**Directions for this task:** Please reproduce every record, keeping each one exactly as written.

start Stored rows

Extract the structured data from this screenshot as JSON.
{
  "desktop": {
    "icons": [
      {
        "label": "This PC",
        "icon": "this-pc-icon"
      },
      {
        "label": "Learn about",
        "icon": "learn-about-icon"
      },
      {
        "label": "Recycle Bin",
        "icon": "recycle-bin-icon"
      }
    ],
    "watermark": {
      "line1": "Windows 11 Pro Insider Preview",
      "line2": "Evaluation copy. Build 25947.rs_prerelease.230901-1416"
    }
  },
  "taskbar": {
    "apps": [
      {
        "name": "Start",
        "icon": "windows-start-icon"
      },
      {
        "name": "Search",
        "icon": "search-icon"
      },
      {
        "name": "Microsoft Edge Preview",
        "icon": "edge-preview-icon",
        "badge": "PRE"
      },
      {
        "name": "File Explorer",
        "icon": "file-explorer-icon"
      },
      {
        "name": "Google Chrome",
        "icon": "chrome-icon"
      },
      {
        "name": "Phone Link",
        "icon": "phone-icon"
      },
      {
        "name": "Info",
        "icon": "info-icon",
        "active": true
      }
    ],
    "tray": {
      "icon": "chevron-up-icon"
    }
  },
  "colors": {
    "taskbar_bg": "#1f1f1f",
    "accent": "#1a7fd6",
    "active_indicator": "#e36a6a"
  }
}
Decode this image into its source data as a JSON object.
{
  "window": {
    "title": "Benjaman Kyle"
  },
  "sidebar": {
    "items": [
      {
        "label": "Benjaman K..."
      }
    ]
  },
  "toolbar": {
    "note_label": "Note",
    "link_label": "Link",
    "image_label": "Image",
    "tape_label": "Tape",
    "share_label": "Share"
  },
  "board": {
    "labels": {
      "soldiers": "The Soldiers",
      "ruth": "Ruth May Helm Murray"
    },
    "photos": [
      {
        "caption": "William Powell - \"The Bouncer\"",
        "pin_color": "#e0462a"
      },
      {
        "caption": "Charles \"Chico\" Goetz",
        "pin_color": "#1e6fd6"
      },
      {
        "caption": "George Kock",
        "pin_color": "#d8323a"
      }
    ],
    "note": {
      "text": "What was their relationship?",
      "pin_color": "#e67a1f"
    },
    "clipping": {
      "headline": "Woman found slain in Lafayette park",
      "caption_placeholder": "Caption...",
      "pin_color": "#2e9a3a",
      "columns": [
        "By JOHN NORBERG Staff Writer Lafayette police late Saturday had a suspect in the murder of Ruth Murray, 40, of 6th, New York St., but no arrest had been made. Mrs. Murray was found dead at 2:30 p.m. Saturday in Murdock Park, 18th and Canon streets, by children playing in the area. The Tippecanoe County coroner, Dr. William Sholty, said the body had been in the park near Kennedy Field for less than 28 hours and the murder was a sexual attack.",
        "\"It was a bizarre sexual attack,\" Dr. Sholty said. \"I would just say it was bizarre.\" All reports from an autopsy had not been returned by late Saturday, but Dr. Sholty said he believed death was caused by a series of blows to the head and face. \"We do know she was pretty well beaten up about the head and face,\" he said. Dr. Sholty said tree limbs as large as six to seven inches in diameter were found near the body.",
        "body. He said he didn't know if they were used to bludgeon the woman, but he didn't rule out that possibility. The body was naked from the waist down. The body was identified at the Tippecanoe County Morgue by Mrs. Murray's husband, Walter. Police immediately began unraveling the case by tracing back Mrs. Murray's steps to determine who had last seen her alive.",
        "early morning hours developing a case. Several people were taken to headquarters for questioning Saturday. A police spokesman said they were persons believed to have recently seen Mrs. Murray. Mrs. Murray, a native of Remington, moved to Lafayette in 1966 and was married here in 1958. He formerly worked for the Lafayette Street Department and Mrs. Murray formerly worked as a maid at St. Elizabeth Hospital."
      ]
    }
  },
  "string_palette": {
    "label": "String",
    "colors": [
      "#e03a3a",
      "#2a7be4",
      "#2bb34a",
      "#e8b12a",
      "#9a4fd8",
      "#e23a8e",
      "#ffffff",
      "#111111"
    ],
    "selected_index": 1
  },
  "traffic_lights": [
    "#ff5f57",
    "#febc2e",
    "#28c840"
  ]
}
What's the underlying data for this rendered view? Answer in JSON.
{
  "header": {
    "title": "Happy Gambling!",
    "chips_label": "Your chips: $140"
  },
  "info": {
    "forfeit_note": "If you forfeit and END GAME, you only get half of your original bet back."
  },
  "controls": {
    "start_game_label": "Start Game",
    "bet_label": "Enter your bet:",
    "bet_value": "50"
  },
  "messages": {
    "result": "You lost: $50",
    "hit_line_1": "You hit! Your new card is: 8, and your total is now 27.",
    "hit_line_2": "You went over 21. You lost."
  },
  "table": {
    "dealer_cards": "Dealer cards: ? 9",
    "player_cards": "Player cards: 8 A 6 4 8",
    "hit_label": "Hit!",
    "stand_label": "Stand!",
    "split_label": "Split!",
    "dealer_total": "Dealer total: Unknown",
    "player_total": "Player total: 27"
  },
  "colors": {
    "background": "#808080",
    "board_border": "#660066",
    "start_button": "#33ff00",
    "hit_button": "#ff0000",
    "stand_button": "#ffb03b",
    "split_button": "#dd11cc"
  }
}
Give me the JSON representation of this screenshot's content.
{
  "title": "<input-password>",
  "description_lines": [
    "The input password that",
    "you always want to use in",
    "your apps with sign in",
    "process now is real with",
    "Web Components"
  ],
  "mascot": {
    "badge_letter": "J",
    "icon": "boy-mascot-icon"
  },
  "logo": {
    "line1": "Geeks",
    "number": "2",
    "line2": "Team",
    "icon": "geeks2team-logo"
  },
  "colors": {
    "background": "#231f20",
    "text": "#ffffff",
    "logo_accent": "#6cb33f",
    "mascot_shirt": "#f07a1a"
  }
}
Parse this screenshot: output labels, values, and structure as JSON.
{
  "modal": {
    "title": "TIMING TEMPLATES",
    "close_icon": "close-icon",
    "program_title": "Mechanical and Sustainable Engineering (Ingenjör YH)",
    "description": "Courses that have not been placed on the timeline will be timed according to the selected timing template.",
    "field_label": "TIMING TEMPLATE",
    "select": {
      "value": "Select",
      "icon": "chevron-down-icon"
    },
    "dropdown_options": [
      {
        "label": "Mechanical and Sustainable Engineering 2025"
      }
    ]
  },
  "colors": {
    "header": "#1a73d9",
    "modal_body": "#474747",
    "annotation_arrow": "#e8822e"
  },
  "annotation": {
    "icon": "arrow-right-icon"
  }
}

end Stored rows

**In response:**
Extract the structured data from this screenshot as JSON.
{
  "desktop": {
    "icons": [
      {
        "label": "This PC",
        "icon": "this-pc-icon"
      },
      {
        "label": "Learn about",
        "icon": "learn-about-icon"
      },
      {
        "label": "Recycle Bin",
        "icon": "recycle-bin-icon"
      }
    ],
    "watermark": {
      "line1": "Windows 11 Pro Insider Preview",
      "line2": "Evaluation copy. Build 25947.rs_prerelease.230901-1416"
    }
  },
  "taskbar": {
    "apps": [
      {
        "name": "Start",
        "icon": "windows-start-icon"
      },
      {
        "name": "Search",
        "icon": "search-icon"
      },
      {
        "name": "Microsoft Edge Preview",
        "icon": "edge-preview-icon",
        "badge": "PRE"
      },
      {
        "name": "File Explorer",
        "icon": "file-explorer-icon"
      },
      {
        "name": "Google Chrome",
        "icon": "chrome-icon"
      },
      {
        "name": "Phone Link",
        "icon": "phone-icon"
      },
      {
        "name": "Info",
        "icon": "info-icon",
        "active": true
      }
    ],
    "tray": {
      "icon": "chevron-up-icon"
    }
  },
  "colors": {
    "taskbar_bg": "#1f1f1f",
    "accent": "#1a7fd6",
    "active_indicator": "#e36a6a"
  }
}
Decode this image into its source data as a JSON object.
{
  "window": {
    "title": "Benjaman Kyle"
  },
  "sidebar": {
    "items": [
      {
        "label": "Benjaman K..."
      }
    ]
  },
  "toolbar": {
    "note_label": "Note",
    "link_label": "Link",
    "image_label": "Image",
    "tape_label": "Tape",
    "share_label": "Share"
  },
  "board": {
    "labels": {
      "soldiers": "The Soldiers",
      "ruth": "Ruth May Helm Murray"
    },
    "photos": [
      {
        "caption": "William Powell - \"The Bouncer\"",
        "pin_color": "#e0462a"
      },
      {
        "caption": "Charles \"Chico\" Goetz",
        "pin_color": "#1e6fd6"
      },
      {
        "caption": "George Kock",
        "pin_color": "#d8323a"
      }
    ],
    "note": {
      "text": "What was their relationship?",
      "pin_color": "#e67a1f"
    },
    "clipping": {
      "headline": "Woman found slain in Lafayette park",
      "caption_placeholder": "Caption...",
      "pin_color": "#2e9a3a",
      "columns": [
        "By JOHN NORBERG Staff Writer Lafayette police late Saturday had a suspect in the murder of Ruth Murray, 40, of 6th, New York St., but no arrest had been made. Mrs. Murray was found dead at 2:30 p.m. Saturday in Murdock Park, 18th and Canon streets, by children playing in the area. The Tippecanoe County coroner, Dr. William Sholty, said the body had been in the park near Kennedy Field for less than 28 hours and the murder was a sexual attack.",
        "\"It was a bizarre sexual attack,\" Dr. Sholty said. \"I would just say it was bizarre.\" All reports from an autopsy had not been returned by late Saturday, but Dr. Sholty said he believed death was caused by a series of blows to the head and face. \"We do know she was pretty well beaten up about the head and face,\" he said. Dr. Sholty said tree limbs as large as six to seven inches in diameter were found near the body.",
        "body. He said he didn't know if they were used to bludgeon the woman, but he didn't rule out that possibility. The body was naked from the waist down. The body was identified at the Tippecanoe County Morgue by Mrs. Murray's husband, Walter. Police immediately began unraveling the case by tracing back Mrs. Murray's steps to determine who had last seen her alive.",
        "early morning hours developing a case. Several people were taken to headquarters for questioning Saturday. A police spokesman said they were persons believed to have recently seen Mrs. Murray. Mrs. Murray, a native of Remington, moved to Lafayette in 1966 and was married here in 1958. He formerly worked for the Lafayette Street Department and Mrs. Murray formerly worked as a maid at St. Elizabeth Hospital."
      ]
    }
  },
  "string_palette": {
    "label": "String",
    "colors": [
      "#e03a3a",
      "#2a7be4",
      "#2bb34a",
      "#e8b12a",
      "#9a4fd8",
      "#e23a8e",
      "#ffffff",
      "#111111"
    ],
    "selected_index": 1
  },
  "traffic_lights": [
    "#ff5f57",
    "#febc2e",
    "#28c840"
  ]
}
What's the underlying data for this rendered view? Answer in JSON.
{
  "header": {
    "title": "Happy Gambling!",
    "chips_label": "Your chips: $140"
  },
  "info": {
    "forfeit_note": "If you forfeit and END GAME, you only get half of your original bet back."
  },
  "controls": {
    "start_game_label": "Start Game",
    "bet_label": "Enter your bet:",
    "bet_value": "50"
  },
  "messages": {
    "result": "You lost: $50",
    "hit_line_1": "You hit! Your new card is: 8, and your total is now 27.",
    "hit_line_2": "You went over 21. You lost."
  },
  "table": {
    "dealer_cards": "Dealer cards: ? 9",
    "player_cards": "Player cards: 8 A 6 4 8",
    "hit_label": "Hit!",
    "stand_label": "Stand!",
    "split_label": "Split!",
    "dealer_total": "Dealer total: Unknown",
    "player_total": "Player total: 27"
  },
  "colors": {
    "background": "#808080",
    "board_border": "#660066",
    "start_button": "#33ff00",
    "hit_button": "#ff0000",
    "stand_button": "#ffb03b",
    "split_button": "#dd11cc"
  }
}
Give me the JSON representation of this screenshot's content.
{
  "title": "<input-password>",
  "description_lines": [
    "The input password that",
    "you always want to use in",
    "your apps with sign in",
    "process now is real with",
    "Web Components"
  ],
  "mascot": {
    "badge_letter": "J",
    "icon": "boy-mascot-icon"
  },
  "logo": {
    "line1": "Geeks",
    "number": "2",
    "line2": "Team",
    "icon": "geeks2team-logo"
  },
  "colors": {
    "background": "#231f20",
    "text": "#ffffff",
    "logo_accent": "#6cb33f",
    "mascot_shirt": "#f07a1a"
  }
}
Parse this screenshot: output labels, values, and structure as JSON.
{
  "modal": {
    "title": "TIMING TEMPLATES",
    "close_icon": "close-icon",
    "program_title": "Mechanical and Sustainable Engineering (Ingenjör YH)",
    "description": "Courses that have not been placed on the timeline will be timed according to the selected timing template.",
    "field_label": "TIMING TEMPLATE",
    "select": {
      "value": "Select",
      "icon": "chevron-down-icon"
    },
    "dropdown_options": [
      {
        "label": "Mechanical and Sustainable Engineering 2025"
      }
    ]
  },
  "colors": {
    "header": "#1a73d9",
    "modal_body": "#474747",
    "annotation_arrow": "#e8822e"
  },
  "annotation": {
    "icon": "arrow-right-icon"
  }
}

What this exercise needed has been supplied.